• **Direction**: Output the entries below exactly as written, omitting pictures.
----------------
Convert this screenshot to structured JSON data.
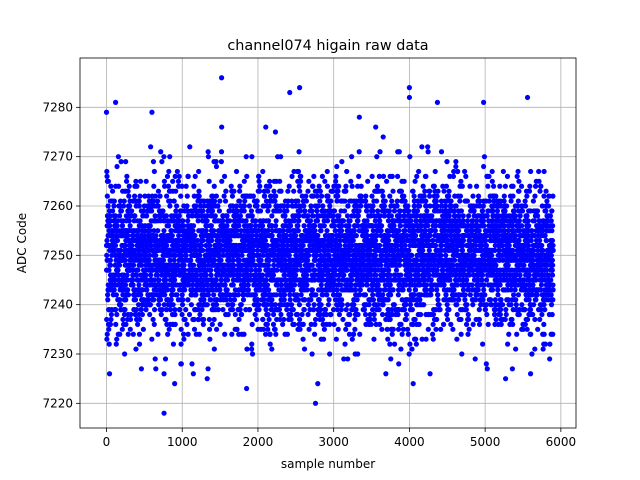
{
  "chart_data": {
    "type": "scatter",
    "title": "channel074 higain raw data",
    "xlabel": "sample number",
    "ylabel": "ADC Code",
    "xlim": [
      -350,
      6200
    ],
    "ylim": [
      7215,
      7290
    ],
    "x_ticks": [
      0,
      1000,
      2000,
      3000,
      4000,
      5000,
      6000
    ],
    "y_ticks": [
      7220,
      7230,
      7240,
      7250,
      7260,
      7270,
      7280
    ],
    "grid": true,
    "marker_color": "#0000ff",
    "n_samples": 5900,
    "distribution": {
      "mean": 7250,
      "core_range": [
        7235,
        7265
      ],
      "min": 7218,
      "max": 7286
    },
    "notable_points": [
      {
        "x": 1520,
        "y": 7286
      },
      {
        "x": 2550,
        "y": 7284
      },
      {
        "x": 4000,
        "y": 7284
      },
      {
        "x": 2420,
        "y": 7283
      },
      {
        "x": 4000,
        "y": 7282
      },
      {
        "x": 5560,
        "y": 7282
      },
      {
        "x": 120,
        "y": 7281
      },
      {
        "x": 4370,
        "y": 7281
      },
      {
        "x": 4980,
        "y": 7281
      },
      {
        "x": 0,
        "y": 7279
      },
      {
        "x": 600,
        "y": 7279
      },
      {
        "x": 2760,
        "y": 7220
      },
      {
        "x": 2790,
        "y": 7224
      },
      {
        "x": 760,
        "y": 7218
      },
      {
        "x": 4050,
        "y": 7224
      },
      {
        "x": 40,
        "y": 7226
      },
      {
        "x": 760,
        "y": 7226
      },
      {
        "x": 900,
        "y": 7224
      },
      {
        "x": 1850,
        "y": 7223
      },
      {
        "x": 1330,
        "y": 7225
      },
      {
        "x": 5600,
        "y": 7226
      },
      {
        "x": 5270,
        "y": 7225
      }
    ]
  }
}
----------------
• **Solved problem**:
Convert this screenshot to structured JSON data.
{
  "chart_data": {
    "type": "scatter",
    "title": "channel074 higain raw data",
    "xlabel": "sample number",
    "ylabel": "ADC Code",
    "xlim": [
      -350,
      6200
    ],
    "ylim": [
      7215,
      7290
    ],
    "x_ticks": [
      0,
      1000,
      2000,
      3000,
      4000,
      5000,
      6000
    ],
    "y_ticks": [
      7220,
      7230,
      7240,
      7250,
      7260,
      7270,
      7280
    ],
    "grid": true,
    "marker_color": "#0000ff",
    "n_samples": 5900,
    "distribution": {
      "mean": 7250,
      "core_range": [
        7235,
        7265
      ],
      "min": 7218,
      "max": 7286
    },
    "notable_points": [
      {
        "x": 1520,
        "y": 7286
      },
      {
        "x": 2550,
        "y": 7284
      },
      {
        "x": 4000,
        "y": 7284
      },
      {
        "x": 2420,
        "y": 7283
      },
      {
        "x": 4000,
        "y": 7282
      },
      {
        "x": 5560,
        "y": 7282
      },
      {
        "x": 120,
        "y": 7281
      },
      {
        "x": 4370,
        "y": 7281
      },
      {
        "x": 4980,
        "y": 7281
      },
      {
        "x": 0,
        "y": 7279
      },
      {
        "x": 600,
        "y": 7279
      },
      {
        "x": 2760,
        "y": 7220
      },
      {
        "x": 2790,
        "y": 7224
      },
      {
        "x": 760,
        "y": 7218
      },
      {
        "x": 4050,
        "y": 7224
      },
      {
        "x": 40,
        "y": 7226
      },
      {
        "x": 760,
        "y": 7226
      },
      {
        "x": 900,
        "y": 7224
      },
      {
        "x": 1850,
        "y": 7223
      },
      {
        "x": 1330,
        "y": 7225
      },
      {
        "x": 5600,
        "y": 7226
      },
      {
        "x": 5270,
        "y": 7225
      }
    ]
  }
}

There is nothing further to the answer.